Er war mehr als 350 Tage im All. Verbrachte somit mehr Zeit als jeder andere Europäer dort. Und er war der erste Deutsche, der im Weltraum ausstieg. Zudem verbrachte er sechs Monate auf der internationalen Raumstation ISS. Heute ist er als Berater für die Europäische Weltraumorganisation ESA tätig, gibt deren Generaldirektor Johann-Dietrich Wörner Tipps. Nun ist Thomas Reiter im Filmmuseum und nimmt die Ausstellung zum Film „2001 – Odyssee im Weltraum“ unter die Lupe.

An einem roten Raumanzug bleibt er stehen. Ein Hinweis bittet Besucher zwar, dieses Ausstellungsstück nicht zu berühren, doch Reiter kann nicht anders. Mit seiner rechten Hand fährt er über das Exponat. Geht nah ran und schaut es sich ganz genau an. Er fühlt sich wohl an seine Raumspaziergänge erinnert. „Und das ist so ein Originalanzug aus dem Film?“, fragt er in die Runde. Und wer genau hinhört, kann eine gewisse Portion Ehrfurcht aus der Frage heraushören. Doch nein: Es handelt sich nicht um ein Original, sondern um einen Nachbau eines Fans. Allerdings detailgetreu. Die Ausstellung bietet aber auch einen Originalanzug. Der ist aber hinter Glas, in einer Vitrine.
________
→ ZIEL DER ÜBUNG: Geben Sie aus dem Text über Thomas Reiter im Filmmuseum den Abschnitt wörtlich wieder, der mit „Er war mehr“ beginnt und mit „unter die Lupe.“ endet. Verwenden Sie ausschließlich den Text.

→ VORLIEGENDE ZEILEN:
________
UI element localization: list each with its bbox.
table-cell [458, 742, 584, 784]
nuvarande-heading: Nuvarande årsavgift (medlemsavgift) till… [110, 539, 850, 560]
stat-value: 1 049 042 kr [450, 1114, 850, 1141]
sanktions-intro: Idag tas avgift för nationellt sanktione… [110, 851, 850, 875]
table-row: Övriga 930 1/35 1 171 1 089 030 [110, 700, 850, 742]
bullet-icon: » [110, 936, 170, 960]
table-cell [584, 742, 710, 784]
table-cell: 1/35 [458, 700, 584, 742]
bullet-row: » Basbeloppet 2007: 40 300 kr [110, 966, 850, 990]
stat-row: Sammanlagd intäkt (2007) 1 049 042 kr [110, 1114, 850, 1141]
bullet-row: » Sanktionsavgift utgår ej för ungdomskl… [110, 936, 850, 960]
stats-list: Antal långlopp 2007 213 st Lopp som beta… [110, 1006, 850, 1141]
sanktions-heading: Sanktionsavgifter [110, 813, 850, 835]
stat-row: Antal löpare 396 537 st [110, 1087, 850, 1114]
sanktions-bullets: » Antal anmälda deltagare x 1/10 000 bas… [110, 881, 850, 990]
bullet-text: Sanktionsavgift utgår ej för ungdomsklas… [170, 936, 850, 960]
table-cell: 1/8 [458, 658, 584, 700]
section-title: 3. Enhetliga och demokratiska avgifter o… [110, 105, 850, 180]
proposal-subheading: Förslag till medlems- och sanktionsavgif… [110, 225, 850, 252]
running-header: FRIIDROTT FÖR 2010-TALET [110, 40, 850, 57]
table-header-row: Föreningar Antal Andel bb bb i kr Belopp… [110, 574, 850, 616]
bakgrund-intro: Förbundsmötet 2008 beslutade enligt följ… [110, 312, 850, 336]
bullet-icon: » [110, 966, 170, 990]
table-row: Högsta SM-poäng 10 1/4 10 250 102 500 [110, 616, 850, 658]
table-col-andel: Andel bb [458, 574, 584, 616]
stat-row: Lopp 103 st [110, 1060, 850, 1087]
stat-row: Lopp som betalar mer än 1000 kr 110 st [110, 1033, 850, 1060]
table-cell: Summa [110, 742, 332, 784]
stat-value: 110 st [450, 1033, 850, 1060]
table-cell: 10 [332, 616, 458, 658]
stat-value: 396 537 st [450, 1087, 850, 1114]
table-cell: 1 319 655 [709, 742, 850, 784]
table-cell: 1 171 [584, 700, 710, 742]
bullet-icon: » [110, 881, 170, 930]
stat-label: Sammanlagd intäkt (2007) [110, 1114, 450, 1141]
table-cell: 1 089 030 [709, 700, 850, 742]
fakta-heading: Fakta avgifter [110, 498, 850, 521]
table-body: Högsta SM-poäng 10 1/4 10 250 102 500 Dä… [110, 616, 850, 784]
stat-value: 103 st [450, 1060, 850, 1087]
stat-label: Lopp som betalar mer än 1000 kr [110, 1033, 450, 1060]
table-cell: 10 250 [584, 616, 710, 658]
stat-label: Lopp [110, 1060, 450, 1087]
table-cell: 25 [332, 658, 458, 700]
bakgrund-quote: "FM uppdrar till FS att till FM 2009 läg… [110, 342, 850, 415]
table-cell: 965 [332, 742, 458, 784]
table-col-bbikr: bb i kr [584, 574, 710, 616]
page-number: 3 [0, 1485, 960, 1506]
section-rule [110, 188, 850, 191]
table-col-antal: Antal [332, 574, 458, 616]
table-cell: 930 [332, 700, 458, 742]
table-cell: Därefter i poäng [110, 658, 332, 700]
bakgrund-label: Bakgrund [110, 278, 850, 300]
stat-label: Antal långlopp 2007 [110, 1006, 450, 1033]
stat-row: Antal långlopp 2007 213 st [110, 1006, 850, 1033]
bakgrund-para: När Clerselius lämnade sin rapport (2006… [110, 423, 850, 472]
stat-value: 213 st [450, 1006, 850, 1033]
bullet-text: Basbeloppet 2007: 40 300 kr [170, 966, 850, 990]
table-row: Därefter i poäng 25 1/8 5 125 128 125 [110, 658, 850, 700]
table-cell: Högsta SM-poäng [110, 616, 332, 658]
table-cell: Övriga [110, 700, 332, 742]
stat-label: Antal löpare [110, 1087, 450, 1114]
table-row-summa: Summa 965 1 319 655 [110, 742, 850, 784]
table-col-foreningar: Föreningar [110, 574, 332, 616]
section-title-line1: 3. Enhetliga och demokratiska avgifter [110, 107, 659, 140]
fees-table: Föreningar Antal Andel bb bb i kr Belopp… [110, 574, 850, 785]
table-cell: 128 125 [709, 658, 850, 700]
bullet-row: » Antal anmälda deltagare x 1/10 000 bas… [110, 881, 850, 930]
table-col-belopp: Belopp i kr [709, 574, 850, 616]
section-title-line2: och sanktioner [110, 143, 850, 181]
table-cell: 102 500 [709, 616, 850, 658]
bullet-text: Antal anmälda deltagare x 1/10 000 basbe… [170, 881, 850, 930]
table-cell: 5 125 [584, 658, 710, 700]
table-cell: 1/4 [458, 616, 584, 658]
________
→ SCHRIFTLICHE ANTWORT:
Er war mehr als 350 Tage im All. Verbrachte somit mehr Zeit als jeder andere Europäer dort. Und er war der erste Deutsche, der im Weltraum ausstieg. Zudem verbrachte er sechs Monate auf der internationalen Raumstation ISS. Heute ist er als Berater für die Europäische Weltraumorganisation ESA tätig, gibt deren Generaldirektor Johann-Dietrich Wörner Tipps. Nun ist Thomas Reiter im Filmmuseum und nimmt die Ausstellung zum Film „2001 – Odyssee im Weltraum“ unter die Lupe.